> _Dataset entries on figures_
'''
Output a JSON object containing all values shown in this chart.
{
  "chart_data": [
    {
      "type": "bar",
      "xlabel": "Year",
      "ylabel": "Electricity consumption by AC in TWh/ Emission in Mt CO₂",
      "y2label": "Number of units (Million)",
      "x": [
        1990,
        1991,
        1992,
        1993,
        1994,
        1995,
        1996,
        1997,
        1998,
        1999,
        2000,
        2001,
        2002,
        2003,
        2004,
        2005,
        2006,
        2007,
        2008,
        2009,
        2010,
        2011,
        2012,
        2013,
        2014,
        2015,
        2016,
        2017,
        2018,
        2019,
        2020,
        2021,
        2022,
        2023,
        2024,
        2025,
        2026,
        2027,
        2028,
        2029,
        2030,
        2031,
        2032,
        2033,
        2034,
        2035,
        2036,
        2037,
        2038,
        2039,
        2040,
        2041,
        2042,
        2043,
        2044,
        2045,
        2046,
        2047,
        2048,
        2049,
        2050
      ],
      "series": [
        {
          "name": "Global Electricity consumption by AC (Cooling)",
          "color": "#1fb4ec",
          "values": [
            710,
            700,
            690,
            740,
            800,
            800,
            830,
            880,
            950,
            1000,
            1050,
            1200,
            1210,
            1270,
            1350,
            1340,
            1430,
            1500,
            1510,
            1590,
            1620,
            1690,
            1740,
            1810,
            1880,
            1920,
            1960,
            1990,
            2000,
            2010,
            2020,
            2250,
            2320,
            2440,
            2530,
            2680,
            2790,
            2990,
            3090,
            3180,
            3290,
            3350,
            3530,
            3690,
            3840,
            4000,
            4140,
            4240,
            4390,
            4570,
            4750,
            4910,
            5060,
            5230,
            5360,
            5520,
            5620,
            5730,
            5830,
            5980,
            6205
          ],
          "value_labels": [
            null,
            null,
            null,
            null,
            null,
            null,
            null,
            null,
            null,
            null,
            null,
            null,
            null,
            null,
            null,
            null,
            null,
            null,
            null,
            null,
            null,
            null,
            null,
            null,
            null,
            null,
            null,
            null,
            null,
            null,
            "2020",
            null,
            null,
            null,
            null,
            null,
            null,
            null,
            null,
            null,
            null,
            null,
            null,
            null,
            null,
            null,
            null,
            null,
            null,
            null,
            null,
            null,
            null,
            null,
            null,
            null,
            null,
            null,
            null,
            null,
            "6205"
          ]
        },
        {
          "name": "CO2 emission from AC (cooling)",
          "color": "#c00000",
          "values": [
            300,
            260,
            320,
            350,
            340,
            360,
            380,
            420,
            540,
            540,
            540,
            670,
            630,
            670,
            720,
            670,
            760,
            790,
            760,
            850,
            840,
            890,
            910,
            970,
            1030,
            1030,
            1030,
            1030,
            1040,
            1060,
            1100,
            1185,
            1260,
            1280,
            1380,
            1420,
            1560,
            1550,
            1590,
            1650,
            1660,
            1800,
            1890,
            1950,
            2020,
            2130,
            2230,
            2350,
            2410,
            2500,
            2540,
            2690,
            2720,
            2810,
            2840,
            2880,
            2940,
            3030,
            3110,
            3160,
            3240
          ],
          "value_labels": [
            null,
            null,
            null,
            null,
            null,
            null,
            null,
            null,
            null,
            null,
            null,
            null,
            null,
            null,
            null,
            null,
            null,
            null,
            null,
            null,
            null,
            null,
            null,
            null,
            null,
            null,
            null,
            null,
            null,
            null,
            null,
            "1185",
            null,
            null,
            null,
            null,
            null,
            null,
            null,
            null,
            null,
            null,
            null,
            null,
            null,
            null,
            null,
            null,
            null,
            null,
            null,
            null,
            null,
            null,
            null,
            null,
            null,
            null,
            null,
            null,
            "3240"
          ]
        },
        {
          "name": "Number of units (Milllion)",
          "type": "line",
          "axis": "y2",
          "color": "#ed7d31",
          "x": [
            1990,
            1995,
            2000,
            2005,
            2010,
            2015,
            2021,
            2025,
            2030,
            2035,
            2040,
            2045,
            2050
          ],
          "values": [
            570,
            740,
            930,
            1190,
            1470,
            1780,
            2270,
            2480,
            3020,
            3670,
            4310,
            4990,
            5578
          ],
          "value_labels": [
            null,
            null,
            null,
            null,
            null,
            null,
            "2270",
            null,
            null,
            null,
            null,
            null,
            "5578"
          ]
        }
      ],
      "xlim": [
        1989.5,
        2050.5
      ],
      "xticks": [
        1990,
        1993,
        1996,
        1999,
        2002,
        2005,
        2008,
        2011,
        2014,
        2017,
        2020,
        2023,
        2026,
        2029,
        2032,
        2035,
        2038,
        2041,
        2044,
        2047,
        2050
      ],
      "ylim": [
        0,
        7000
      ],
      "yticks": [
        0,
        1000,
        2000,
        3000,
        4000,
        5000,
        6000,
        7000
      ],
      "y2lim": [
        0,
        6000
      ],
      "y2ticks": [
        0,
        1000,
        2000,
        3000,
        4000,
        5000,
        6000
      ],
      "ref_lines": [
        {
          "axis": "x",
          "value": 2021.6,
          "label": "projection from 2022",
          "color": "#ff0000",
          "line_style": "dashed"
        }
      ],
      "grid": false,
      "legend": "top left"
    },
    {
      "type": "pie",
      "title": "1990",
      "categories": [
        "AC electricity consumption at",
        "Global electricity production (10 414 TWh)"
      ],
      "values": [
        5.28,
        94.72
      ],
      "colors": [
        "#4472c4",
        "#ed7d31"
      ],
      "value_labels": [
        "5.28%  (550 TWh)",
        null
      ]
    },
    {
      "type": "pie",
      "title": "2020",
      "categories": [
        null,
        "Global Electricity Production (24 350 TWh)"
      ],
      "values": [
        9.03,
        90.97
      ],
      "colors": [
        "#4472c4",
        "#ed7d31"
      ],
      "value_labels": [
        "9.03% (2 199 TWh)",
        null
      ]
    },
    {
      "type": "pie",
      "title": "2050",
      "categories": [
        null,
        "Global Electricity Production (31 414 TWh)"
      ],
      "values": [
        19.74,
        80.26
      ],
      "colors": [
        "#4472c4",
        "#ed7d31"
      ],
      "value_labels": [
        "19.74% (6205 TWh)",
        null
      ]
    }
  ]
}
'''
> _Aim_
Output all of the data again, exactly.

> _Problem solution_
Output a JSON object containing all values shown in this chart.
{
  "chart_data": [
    {
      "type": "bar",
      "xlabel": "Year",
      "ylabel": "Electricity consumption by AC in TWh/ Emission in Mt CO₂",
      "y2label": "Number of units (Million)",
      "x": [
        1990,
        1991,
        1992,
        1993,
        1994,
        1995,
        1996,
        1997,
        1998,
        1999,
        2000,
        2001,
        2002,
        2003,
        2004,
        2005,
        2006,
        2007,
        2008,
        2009,
        2010,
        2011,
        2012,
        2013,
        2014,
        2015,
        2016,
        2017,
        2018,
        2019,
        2020,
        2021,
        2022,
        2023,
        2024,
        2025,
        2026,
        2027,
        2028,
        2029,
        2030,
        2031,
        2032,
        2033,
        2034,
        2035,
        2036,
        2037,
        2038,
        2039,
        2040,
        2041,
        2042,
        2043,
        2044,
        2045,
        2046,
        2047,
        2048,
        2049,
        2050
      ],
      "series": [
        {
          "name": "Global Electricity consumption by AC (Cooling)",
          "color": "#1fb4ec",
          "values": [
            710,
            700,
            690,
            740,
            800,
            800,
            830,
            880,
            950,
            1000,
            1050,
            1200,
            1210,
            1270,
            1350,
            1340,
            1430,
            1500,
            1510,
            1590,
            1620,
            1690,
            1740,
            1810,
            1880,
            1920,
            1960,
            1990,
            2000,
            2010,
            2020,
            2250,
            2320,
            2440,
            2530,
            2680,
            2790,
            2990,
            3090,
            3180,
            3290,
            3350,
            3530,
            3690,
            3840,
            4000,
            4140,
            4240,
            4390,
            4570,
            4750,
            4910,
            5060,
            5230,
            5360,
            5520,
            5620,
            5730,
            5830,
            5980,
            6205
          ],
          "value_labels": [
            null,
            null,
            null,
            null,
            null,
            null,
            null,
            null,
            null,
            null,
            null,
            null,
            null,
            null,
            null,
            null,
            null,
            null,
            null,
            null,
            null,
            null,
            null,
            null,
            null,
            null,
            null,
            null,
            null,
            null,
            "2020",
            null,
            null,
            null,
            null,
            null,
            null,
            null,
            null,
            null,
            null,
            null,
            null,
            null,
            null,
            null,
            null,
            null,
            null,
            null,
            null,
            null,
            null,
            null,
            null,
            null,
            null,
            null,
            null,
            null,
            "6205"
          ]
        },
        {
          "name": "CO2 emission from AC (cooling)",
          "color": "#c00000",
          "values": [
            300,
            260,
            320,
            350,
            340,
            360,
            380,
            420,
            540,
            540,
            540,
            670,
            630,
            670,
            720,
            670,
            760,
            790,
            760,
            850,
            840,
            890,
            910,
            970,
            1030,
            1030,
            1030,
            1030,
            1040,
            1060,
            1100,
            1185,
            1260,
            1280,
            1380,
            1420,
            1560,
            1550,
            1590,
            1650,
            1660,
            1800,
            1890,
            1950,
            2020,
            2130,
            2230,
            2350,
            2410,
            2500,
            2540,
            2690,
            2720,
            2810,
            2840,
            2880,
            2940,
            3030,
            3110,
            3160,
            3240
          ],
          "value_labels": [
            null,
            null,
            null,
            null,
            null,
            null,
            null,
            null,
            null,
            null,
            null,
            null,
            null,
            null,
            null,
            null,
            null,
            null,
            null,
            null,
            null,
            null,
            null,
            null,
            null,
            null,
            null,
            null,
            null,
            null,
            null,
            "1185",
            null,
            null,
            null,
            null,
            null,
            null,
            null,
            null,
            null,
            null,
            null,
            null,
            null,
            null,
            null,
            null,
            null,
            null,
            null,
            null,
            null,
            null,
            null,
            null,
            null,
            null,
            null,
            null,
            "3240"
          ]
        },
        {
          "name": "Number of units (Milllion)",
          "type": "line",
          "axis": "y2",
          "color": "#ed7d31",
          "x": [
            1990,
            1995,
            2000,
            2005,
            2010,
            2015,
            2021,
            2025,
            2030,
            2035,
            2040,
            2045,
            2050
          ],
          "values": [
            570,
            740,
            930,
            1190,
            1470,
            1780,
            2270,
            2480,
            3020,
            3670,
            4310,
            4990,
            5578
          ],
          "value_labels": [
            null,
            null,
            null,
            null,
            null,
            null,
            "2270",
            null,
            null,
            null,
            null,
            null,
            "5578"
          ]
        }
      ],
      "xlim": [
        1989.5,
        2050.5
      ],
      "xticks": [
        1990,
        1993,
        1996,
        1999,
        2002,
        2005,
        2008,
        2011,
        2014,
        2017,
        2020,
        2023,
        2026,
        2029,
        2032,
        2035,
        2038,
        2041,
        2044,
        2047,
        2050
      ],
      "ylim": [
        0,
        7000
      ],
      "yticks": [
        0,
        1000,
        2000,
        3000,
        4000,
        5000,
        6000,
        7000
      ],
      "y2lim": [
        0,
        6000
      ],
      "y2ticks": [
        0,
        1000,
        2000,
        3000,
        4000,
        5000,
        6000
      ],
      "ref_lines": [
        {
          "axis": "x",
          "value": 2021.6,
          "label": "projection from 2022",
          "color": "#ff0000",
          "line_style": "dashed"
        }
      ],
      "grid": false,
      "legend": "top left"
    },
    {
      "type": "pie",
      "title": "1990",
      "categories": [
        "AC electricity consumption at",
        "Global electricity production (10 414 TWh)"
      ],
      "values": [
        5.28,
        94.72
      ],
      "colors": [
        "#4472c4",
        "#ed7d31"
      ],
      "value_labels": [
        "5.28%  (550 TWh)",
        null
      ]
    },
    {
      "type": "pie",
      "title": "2020",
      "categories": [
        null,
        "Global Electricity Production (24 350 TWh)"
      ],
      "values": [
        9.03,
        90.97
      ],
      "colors": [
        "#4472c4",
        "#ed7d31"
      ],
      "value_labels": [
        "9.03% (2 199 TWh)",
        null
      ]
    },
    {
      "type": "pie",
      "title": "2050",
      "categories": [
        null,
        "Global Electricity Production (31 414 TWh)"
      ],
      "values": [
        19.74,
        80.26
      ],
      "colors": [
        "#4472c4",
        "#ed7d31"
      ],
      "value_labels": [
        "19.74% (6205 TWh)",
        null
      ]
    }
  ]
}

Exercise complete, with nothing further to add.